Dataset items
-- begin --

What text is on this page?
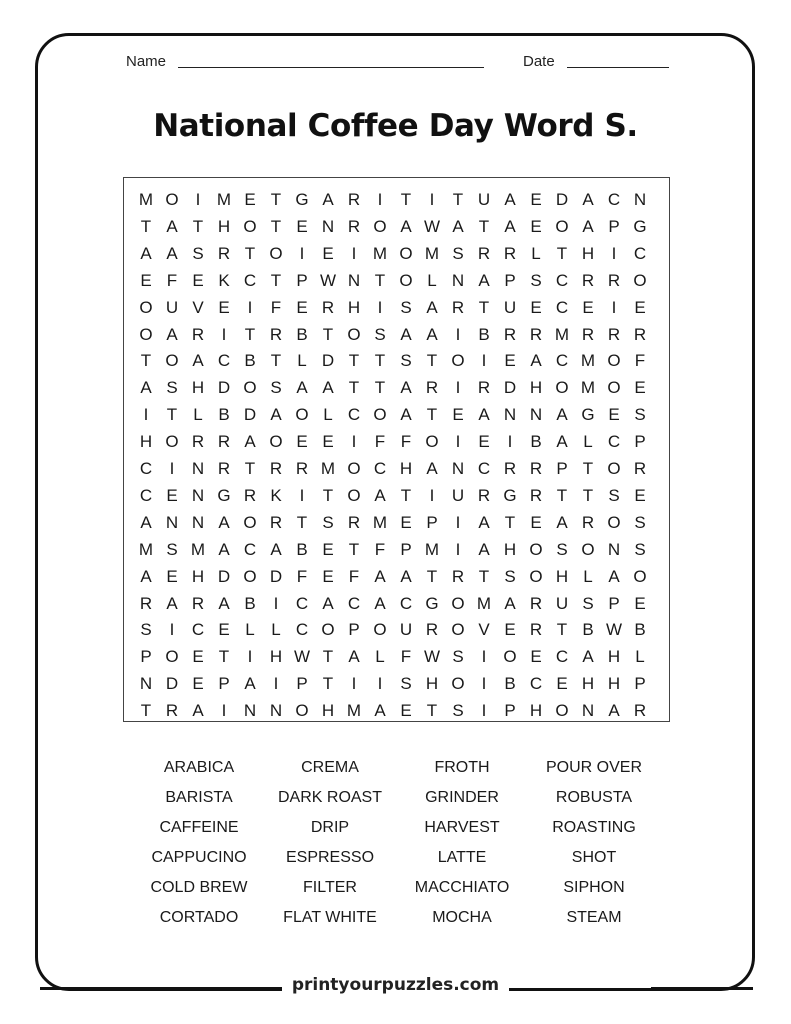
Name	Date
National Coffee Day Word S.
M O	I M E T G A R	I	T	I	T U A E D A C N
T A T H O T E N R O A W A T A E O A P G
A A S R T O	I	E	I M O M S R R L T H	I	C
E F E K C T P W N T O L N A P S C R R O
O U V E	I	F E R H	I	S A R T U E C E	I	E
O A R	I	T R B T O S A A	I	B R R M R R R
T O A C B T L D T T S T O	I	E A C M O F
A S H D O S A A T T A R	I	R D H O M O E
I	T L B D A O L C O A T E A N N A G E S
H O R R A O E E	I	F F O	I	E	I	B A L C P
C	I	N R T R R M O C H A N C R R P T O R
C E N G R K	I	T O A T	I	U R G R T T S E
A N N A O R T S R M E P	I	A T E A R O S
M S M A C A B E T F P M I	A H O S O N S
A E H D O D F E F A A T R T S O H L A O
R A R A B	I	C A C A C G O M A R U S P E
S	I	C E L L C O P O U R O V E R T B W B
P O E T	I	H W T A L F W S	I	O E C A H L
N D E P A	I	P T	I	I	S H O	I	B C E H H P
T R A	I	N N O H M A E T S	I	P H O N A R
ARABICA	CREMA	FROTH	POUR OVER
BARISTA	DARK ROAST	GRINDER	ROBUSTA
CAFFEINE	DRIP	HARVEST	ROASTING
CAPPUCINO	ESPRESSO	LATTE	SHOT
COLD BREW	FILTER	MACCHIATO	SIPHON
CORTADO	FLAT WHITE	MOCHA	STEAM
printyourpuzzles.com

-- end --
-- begin --

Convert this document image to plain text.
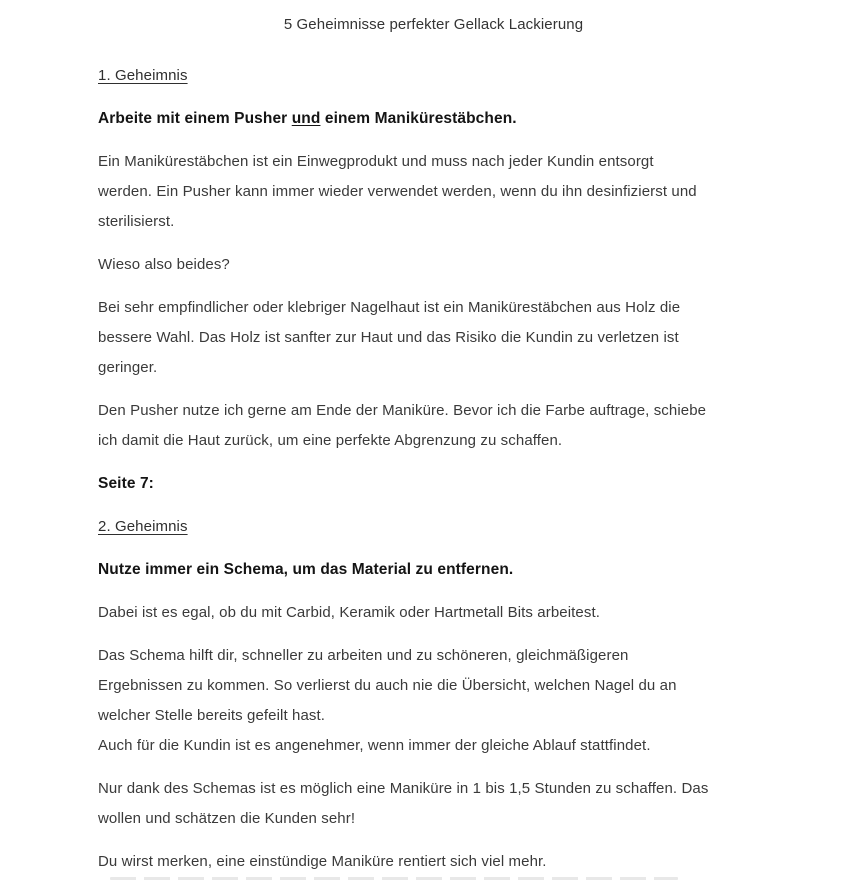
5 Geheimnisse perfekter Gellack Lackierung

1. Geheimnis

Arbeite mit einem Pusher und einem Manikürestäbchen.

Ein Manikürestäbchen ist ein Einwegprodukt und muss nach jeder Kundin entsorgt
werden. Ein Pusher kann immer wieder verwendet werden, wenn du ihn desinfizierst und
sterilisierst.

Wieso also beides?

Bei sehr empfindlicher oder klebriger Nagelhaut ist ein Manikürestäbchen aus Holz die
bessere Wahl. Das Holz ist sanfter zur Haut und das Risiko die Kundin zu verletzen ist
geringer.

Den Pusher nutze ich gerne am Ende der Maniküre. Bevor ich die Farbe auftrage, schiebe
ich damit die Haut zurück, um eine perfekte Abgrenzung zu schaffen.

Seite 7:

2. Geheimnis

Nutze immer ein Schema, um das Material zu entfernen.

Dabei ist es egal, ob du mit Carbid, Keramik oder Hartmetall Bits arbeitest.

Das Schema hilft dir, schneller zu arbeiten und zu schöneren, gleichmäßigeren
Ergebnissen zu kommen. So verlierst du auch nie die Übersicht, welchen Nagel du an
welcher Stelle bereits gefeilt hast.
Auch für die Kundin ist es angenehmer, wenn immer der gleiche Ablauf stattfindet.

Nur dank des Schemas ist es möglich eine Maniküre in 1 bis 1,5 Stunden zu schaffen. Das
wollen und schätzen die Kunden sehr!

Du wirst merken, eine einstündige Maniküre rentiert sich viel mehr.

-- end --
-- begin --

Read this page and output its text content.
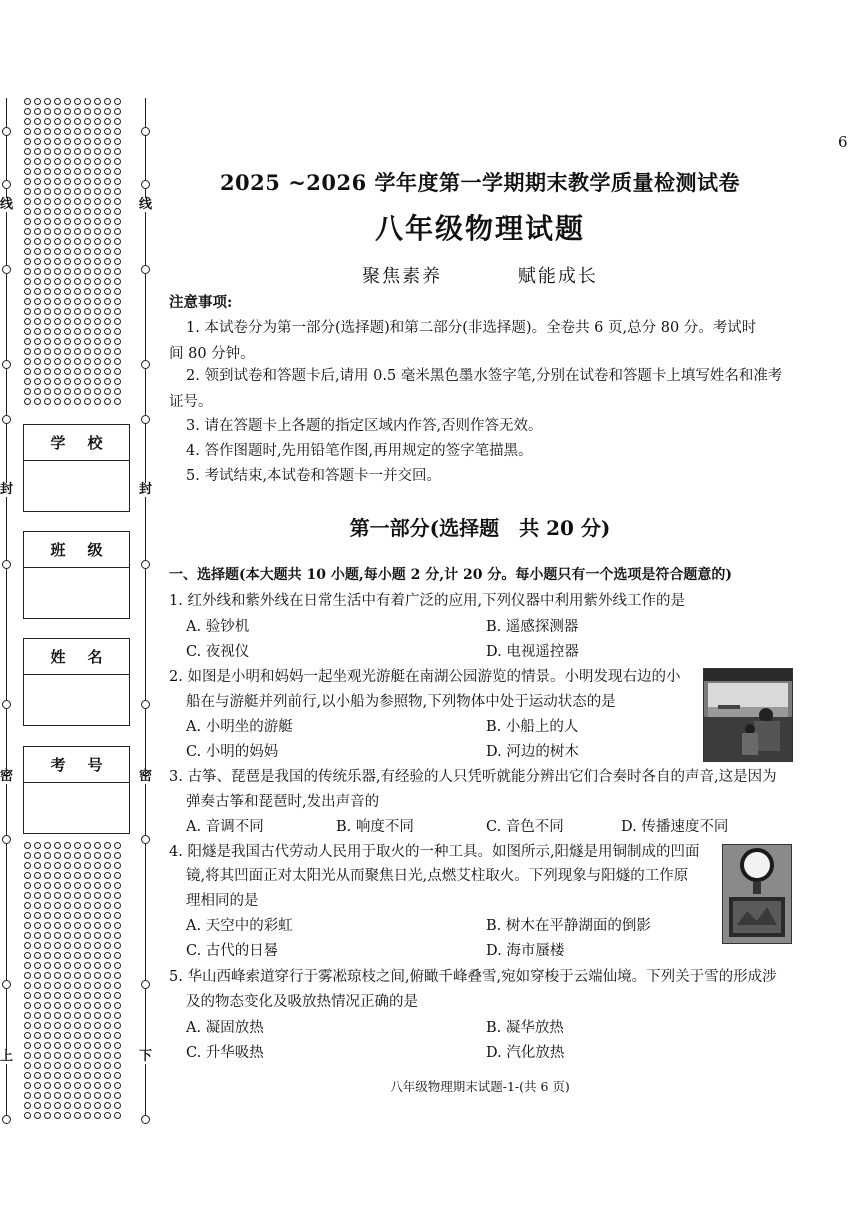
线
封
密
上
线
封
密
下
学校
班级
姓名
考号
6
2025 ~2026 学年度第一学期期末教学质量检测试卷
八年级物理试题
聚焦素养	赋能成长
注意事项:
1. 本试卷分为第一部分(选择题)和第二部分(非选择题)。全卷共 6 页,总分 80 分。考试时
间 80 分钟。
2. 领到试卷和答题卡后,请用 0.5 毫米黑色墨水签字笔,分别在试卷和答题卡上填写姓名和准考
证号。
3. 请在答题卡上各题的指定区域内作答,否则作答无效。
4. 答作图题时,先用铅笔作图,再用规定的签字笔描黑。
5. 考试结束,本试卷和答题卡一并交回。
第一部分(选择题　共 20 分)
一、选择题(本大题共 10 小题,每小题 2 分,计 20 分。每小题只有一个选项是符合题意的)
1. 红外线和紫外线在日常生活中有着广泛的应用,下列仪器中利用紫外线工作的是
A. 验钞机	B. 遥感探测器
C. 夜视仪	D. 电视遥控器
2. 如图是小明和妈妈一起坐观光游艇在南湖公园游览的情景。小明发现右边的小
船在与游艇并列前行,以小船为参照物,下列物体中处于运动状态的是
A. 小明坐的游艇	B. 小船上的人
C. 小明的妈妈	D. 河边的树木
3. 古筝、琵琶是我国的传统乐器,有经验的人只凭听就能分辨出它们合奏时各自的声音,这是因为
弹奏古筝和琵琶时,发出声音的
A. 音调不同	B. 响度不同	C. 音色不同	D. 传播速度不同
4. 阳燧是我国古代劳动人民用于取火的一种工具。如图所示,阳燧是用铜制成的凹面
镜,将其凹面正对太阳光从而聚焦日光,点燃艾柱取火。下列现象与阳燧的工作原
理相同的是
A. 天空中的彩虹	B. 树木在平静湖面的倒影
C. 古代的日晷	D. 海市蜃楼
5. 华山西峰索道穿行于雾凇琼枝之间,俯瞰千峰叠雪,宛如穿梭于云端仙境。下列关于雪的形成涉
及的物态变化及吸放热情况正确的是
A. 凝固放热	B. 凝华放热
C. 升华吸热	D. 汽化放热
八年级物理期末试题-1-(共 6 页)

-- end --

Exercise brief
Select the lines from the entries that include the word "Pusher".

Task output
Arbeite mit einem Pusher und einem Manikürestäbchen.
werden. Ein Pusher kann immer wieder verwendet werden, wenn du ihn desinfizierst und
Den Pusher nutze ich gerne am Ende der Maniküre. Bevor ich die Farbe auftrage, schiebe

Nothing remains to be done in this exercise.